→ **JOB**
Please transcribe the data below exactly. Leave the pictures out.
__________
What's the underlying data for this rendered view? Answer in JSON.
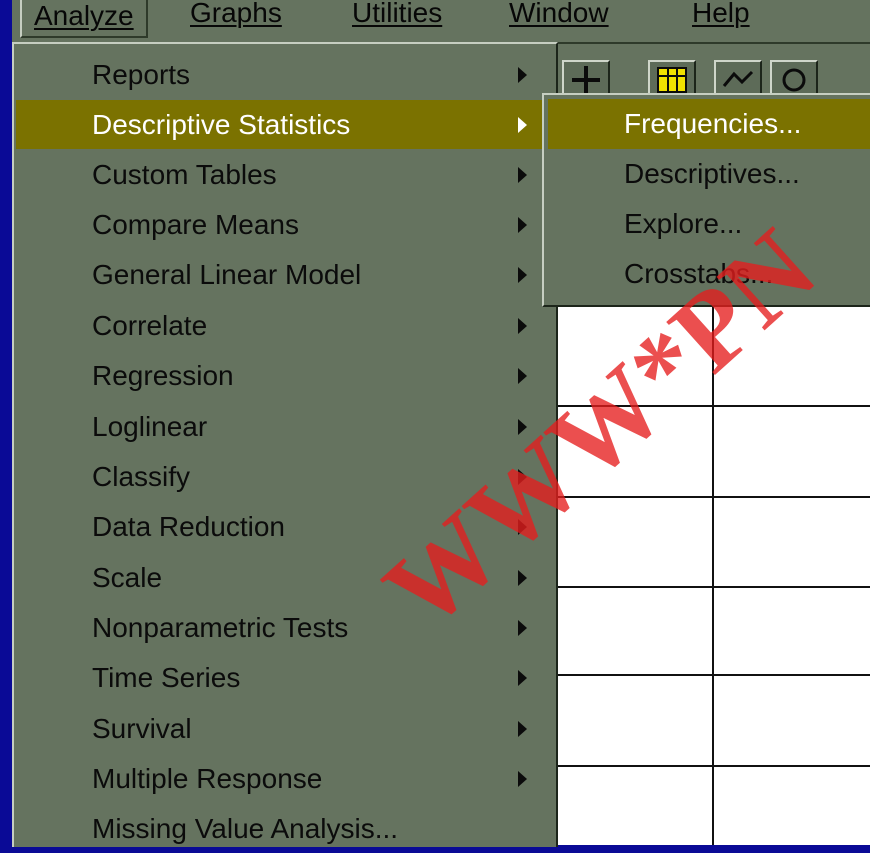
{
  "menubar": {
    "items": [
      "Analyze",
      "Graphs",
      "Utilities",
      "Window",
      "Help"
    ],
    "active": "Analyze"
  },
  "analyze_menu": {
    "items": [
      {
        "label": "Reports",
        "submenu": true
      },
      {
        "label": "Descriptive Statistics",
        "submenu": true,
        "highlighted": true
      },
      {
        "label": "Custom Tables",
        "submenu": true
      },
      {
        "label": "Compare Means",
        "submenu": true
      },
      {
        "label": "General Linear Model",
        "submenu": true
      },
      {
        "label": "Correlate",
        "submenu": true
      },
      {
        "label": "Regression",
        "submenu": true
      },
      {
        "label": "Loglinear",
        "submenu": true
      },
      {
        "label": "Classify",
        "submenu": true
      },
      {
        "label": "Data Reduction",
        "submenu": true
      },
      {
        "label": "Scale",
        "submenu": true
      },
      {
        "label": "Nonparametric Tests",
        "submenu": true
      },
      {
        "label": "Time Series",
        "submenu": true
      },
      {
        "label": "Survival",
        "submenu": true
      },
      {
        "label": "Multiple Response",
        "submenu": true
      },
      {
        "label": "Missing Value Analysis...",
        "submenu": false
      }
    ]
  },
  "descriptive_submenu": {
    "items": [
      {
        "label": "Frequencies...",
        "highlighted": true
      },
      {
        "label": "Descriptives..."
      },
      {
        "label": "Explore..."
      },
      {
        "label": "Crosstabs..."
      }
    ]
  },
  "toolbar": {
    "icons": [
      "insert-case-icon",
      "insert-variable-icon",
      "value-labels-icon",
      "use-sets-icon"
    ]
  },
  "watermark": {
    "text": "WWW*PN"
  },
  "colors": {
    "desktop": "#0a0a96",
    "menu_face": "#65735f",
    "highlight": "#7b7200",
    "highlight_text": "#ffffff",
    "watermark": "#e61e1e"
  }
}
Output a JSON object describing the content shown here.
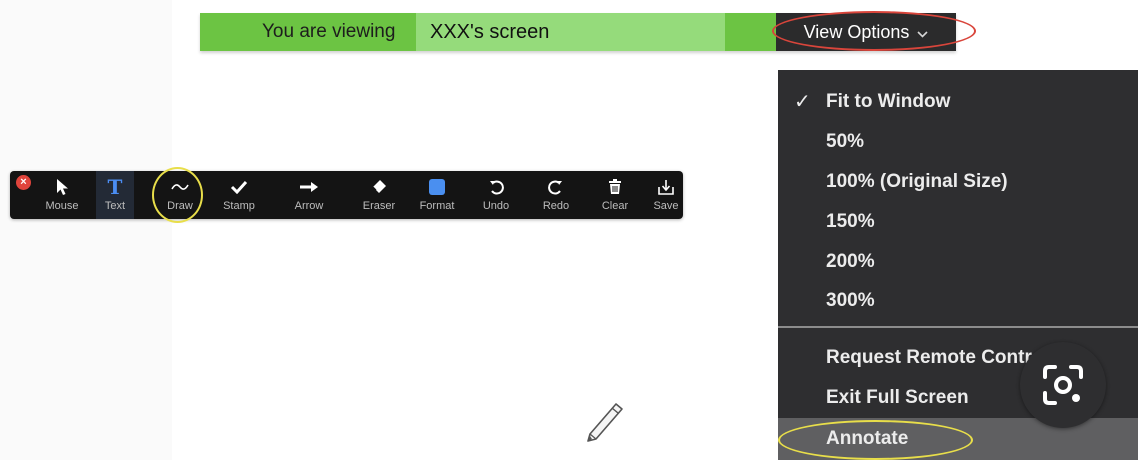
{
  "banner": {
    "prefix": "You are viewing",
    "sharer": "XXX's screen",
    "view_options_label": "View Options",
    "view_options_icon": "chevron-down-icon"
  },
  "menu": {
    "items": [
      {
        "label": "Fit to Window",
        "checked": true
      },
      {
        "label": "50%",
        "checked": false
      },
      {
        "label": "100% (Original Size)",
        "checked": false
      },
      {
        "label": "150%",
        "checked": false
      },
      {
        "label": "200%",
        "checked": false
      },
      {
        "label": "300%",
        "checked": false
      },
      {
        "label": "Request Remote Control",
        "checked": false
      },
      {
        "label": "Exit Full Screen",
        "checked": false
      },
      {
        "label": "Annotate",
        "checked": false,
        "highlighted": true
      }
    ],
    "check_glyph": "✓"
  },
  "toolbar": {
    "close_glyph": "×",
    "tools": [
      {
        "label": "Mouse",
        "icon": "cursor-arrow-icon"
      },
      {
        "label": "Text",
        "icon": "text-t-icon",
        "active": true
      },
      {
        "label": "Draw",
        "icon": "squiggle-icon"
      },
      {
        "label": "Stamp",
        "icon": "checkmark-icon"
      },
      {
        "label": "Arrow",
        "icon": "arrow-right-icon"
      },
      {
        "label": "Eraser",
        "icon": "eraser-icon"
      },
      {
        "label": "Format",
        "icon": "format-swatch-icon"
      },
      {
        "label": "Undo",
        "icon": "undo-icon"
      },
      {
        "label": "Redo",
        "icon": "redo-icon"
      },
      {
        "label": "Clear",
        "icon": "trash-icon"
      },
      {
        "label": "Save",
        "icon": "save-tray-icon"
      }
    ]
  },
  "colors": {
    "banner_green": "#6cc443",
    "sharer_green": "#95db7b",
    "menu_bg": "#2e2e30",
    "highlight_ring_red": "#d9453b",
    "highlight_ring_yellow": "#e8de4a",
    "format_blue": "#4a8ff0"
  }
}
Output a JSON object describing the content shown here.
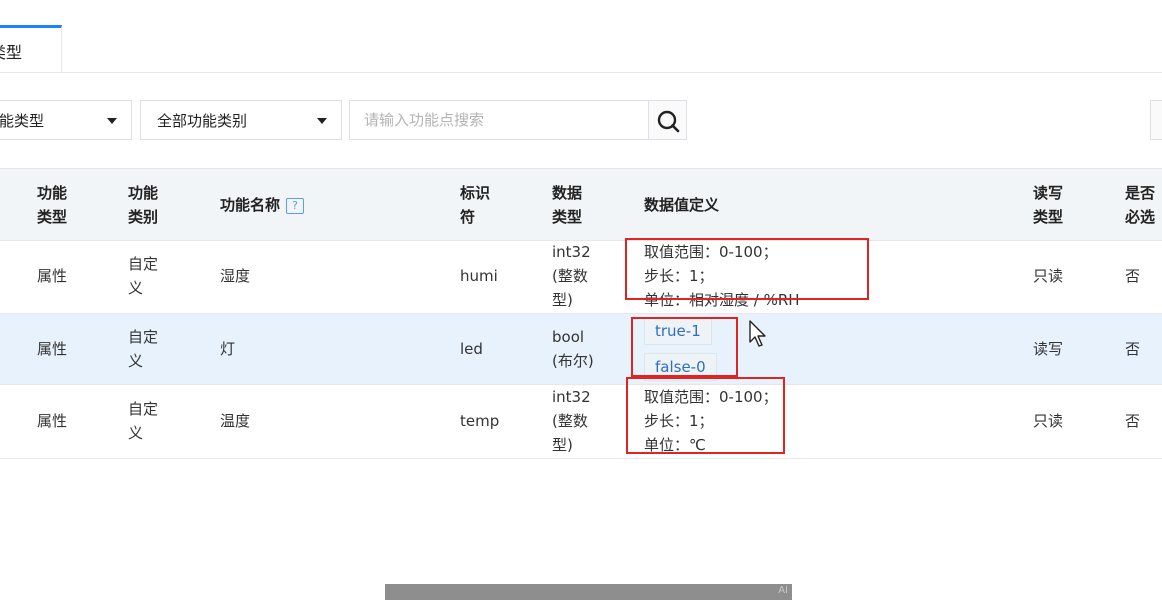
{
  "tabs": {
    "active_label": "类型"
  },
  "filters": {
    "type_select": "能类型",
    "category_select": "全部功能类别",
    "search_placeholder": "请输入功能点搜索"
  },
  "table": {
    "headers": {
      "func_type": [
        "功能",
        "类型"
      ],
      "func_category": [
        "功能",
        "类别"
      ],
      "func_name": "功能名称",
      "identifier": [
        "标识",
        "符"
      ],
      "data_type": [
        "数据",
        "类型"
      ],
      "value_def": "数据值定义",
      "rw_type": [
        "读写",
        "类型"
      ],
      "required": [
        "是否",
        "必选"
      ]
    },
    "help_icon_glyph": "?",
    "rows": [
      {
        "func_type": "属性",
        "func_category": [
          "自定",
          "义"
        ],
        "func_name": "湿度",
        "identifier": "humi",
        "data_type": [
          "int32",
          "(整数",
          "型)"
        ],
        "value_def": [
          "取值范围：0-100；",
          "步长：1；",
          "单位：相对湿度 / %RH"
        ],
        "rw_type": "只读",
        "required": "否"
      },
      {
        "func_type": "属性",
        "func_category": [
          "自定",
          "义"
        ],
        "func_name": "灯",
        "identifier": "led",
        "data_type": [
          "bool",
          "(布尔)"
        ],
        "value_tags": [
          "true-1",
          "false-0"
        ],
        "rw_type": "读写",
        "required": "否"
      },
      {
        "func_type": "属性",
        "func_category": [
          "自定",
          "义"
        ],
        "func_name": "温度",
        "identifier": "temp",
        "data_type": [
          "int32",
          "(整数",
          "型)"
        ],
        "value_def": [
          "取值范围：0-100；",
          "步长：1；",
          "单位：℃"
        ],
        "rw_type": "只读",
        "required": "否"
      }
    ]
  },
  "overlay": {
    "badge": "AI"
  },
  "colors": {
    "accent": "#1e80ff",
    "annotation_red": "#e02424",
    "row_highlight": "#e8f2fd"
  }
}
__________
→ **RESULT OF THE TASK**
What's the underlying data for this rendered view? Answer in JSON.
{
  "menubar": {
    "items": [
      "Analyze",
      "Graphs",
      "Utilities",
      "Window",
      "Help"
    ],
    "active": "Analyze"
  },
  "analyze_menu": {
    "items": [
      {
        "label": "Reports",
        "submenu": true
      },
      {
        "label": "Descriptive Statistics",
        "submenu": true,
        "highlighted": true
      },
      {
        "label": "Custom Tables",
        "submenu": true
      },
      {
        "label": "Compare Means",
        "submenu": true
      },
      {
        "label": "General Linear Model",
        "submenu": true
      },
      {
        "label": "Correlate",
        "submenu": true
      },
      {
        "label": "Regression",
        "submenu": true
      },
      {
        "label": "Loglinear",
        "submenu": true
      },
      {
        "label": "Classify",
        "submenu": true
      },
      {
        "label": "Data Reduction",
        "submenu": true
      },
      {
        "label": "Scale",
        "submenu": true
      },
      {
        "label": "Nonparametric Tests",
        "submenu": true
      },
      {
        "label": "Time Series",
        "submenu": true
      },
      {
        "label": "Survival",
        "submenu": true
      },
      {
        "label": "Multiple Response",
        "submenu": true
      },
      {
        "label": "Missing Value Analysis...",
        "submenu": false
      }
    ]
  },
  "descriptive_submenu": {
    "items": [
      {
        "label": "Frequencies...",
        "highlighted": true
      },
      {
        "label": "Descriptives..."
      },
      {
        "label": "Explore..."
      },
      {
        "label": "Crosstabs..."
      }
    ]
  },
  "toolbar": {
    "icons": [
      "insert-case-icon",
      "insert-variable-icon",
      "value-labels-icon",
      "use-sets-icon"
    ]
  },
  "watermark": {
    "text": "WWW*PN"
  },
  "colors": {
    "desktop": "#0a0a96",
    "menu_face": "#65735f",
    "highlight": "#7b7200",
    "highlight_text": "#ffffff",
    "watermark": "#e61e1e"
  }
}
Output a JSON object describing the content shown here.
{
  "banner": {
    "prefix": "You are viewing",
    "sharer": "XXX's screen",
    "view_options_label": "View Options",
    "view_options_icon": "chevron-down-icon"
  },
  "menu": {
    "items": [
      {
        "label": "Fit to Window",
        "checked": true
      },
      {
        "label": "50%",
        "checked": false
      },
      {
        "label": "100% (Original Size)",
        "checked": false
      },
      {
        "label": "150%",
        "checked": false
      },
      {
        "label": "200%",
        "checked": false
      },
      {
        "label": "300%",
        "checked": false
      },
      {
        "label": "Request Remote Control",
        "checked": false
      },
      {
        "label": "Exit Full Screen",
        "checked": false
      },
      {
        "label": "Annotate",
        "checked": false,
        "highlighted": true
      }
    ],
    "check_glyph": "✓"
  },
  "toolbar": {
    "close_glyph": "×",
    "tools": [
      {
        "label": "Mouse",
        "icon": "cursor-arrow-icon"
      },
      {
        "label": "Text",
        "icon": "text-t-icon",
        "active": true
      },
      {
        "label": "Draw",
        "icon": "squiggle-icon"
      },
      {
        "label": "Stamp",
        "icon": "checkmark-icon"
      },
      {
        "label": "Arrow",
        "icon": "arrow-right-icon"
      },
      {
        "label": "Eraser",
        "icon": "eraser-icon"
      },
      {
        "label": "Format",
        "icon": "format-swatch-icon"
      },
      {
        "label": "Undo",
        "icon": "undo-icon"
      },
      {
        "label": "Redo",
        "icon": "redo-icon"
      },
      {
        "label": "Clear",
        "icon": "trash-icon"
      },
      {
        "label": "Save",
        "icon": "save-tray-icon"
      }
    ]
  },
  "colors": {
    "banner_green": "#6cc443",
    "sharer_green": "#95db7b",
    "menu_bg": "#2e2e30",
    "highlight_ring_red": "#d9453b",
    "highlight_ring_yellow": "#e8de4a",
    "format_blue": "#4a8ff0"
  }
}
Output a JSON object describing the content shown here.
{
  "tabs": {
    "active_label": "类型"
  },
  "filters": {
    "type_select": "能类型",
    "category_select": "全部功能类别",
    "search_placeholder": "请输入功能点搜索"
  },
  "table": {
    "headers": {
      "func_type": [
        "功能",
        "类型"
      ],
      "func_category": [
        "功能",
        "类别"
      ],
      "func_name": "功能名称",
      "identifier": [
        "标识",
        "符"
      ],
      "data_type": [
        "数据",
        "类型"
      ],
      "value_def": "数据值定义",
      "rw_type": [
        "读写",
        "类型"
      ],
      "required": [
        "是否",
        "必选"
      ]
    },
    "help_icon_glyph": "?",
    "rows": [
      {
        "func_type": "属性",
        "func_category": [
          "自定",
          "义"
        ],
        "func_name": "湿度",
        "identifier": "humi",
        "data_type": [
          "int32",
          "(整数",
          "型)"
        ],
        "value_def": [
          "取值范围：0-100；",
          "步长：1；",
          "单位：相对湿度 / %RH"
        ],
        "rw_type": "只读",
        "required": "否"
      },
      {
        "func_type": "属性",
        "func_category": [
          "自定",
          "义"
        ],
        "func_name": "灯",
        "identifier": "led",
        "data_type": [
          "bool",
          "(布尔)"
        ],
        "value_tags": [
          "true-1",
          "false-0"
        ],
        "rw_type": "读写",
        "required": "否"
      },
      {
        "func_type": "属性",
        "func_category": [
          "自定",
          "义"
        ],
        "func_name": "温度",
        "identifier": "temp",
        "data_type": [
          "int32",
          "(整数",
          "型)"
        ],
        "value_def": [
          "取值范围：0-100；",
          "步长：1；",
          "单位：℃"
        ],
        "rw_type": "只读",
        "required": "否"
      }
    ]
  },
  "overlay": {
    "badge": "AI"
  },
  "colors": {
    "accent": "#1e80ff",
    "annotation_red": "#e02424",
    "row_highlight": "#e8f2fd"
  }
}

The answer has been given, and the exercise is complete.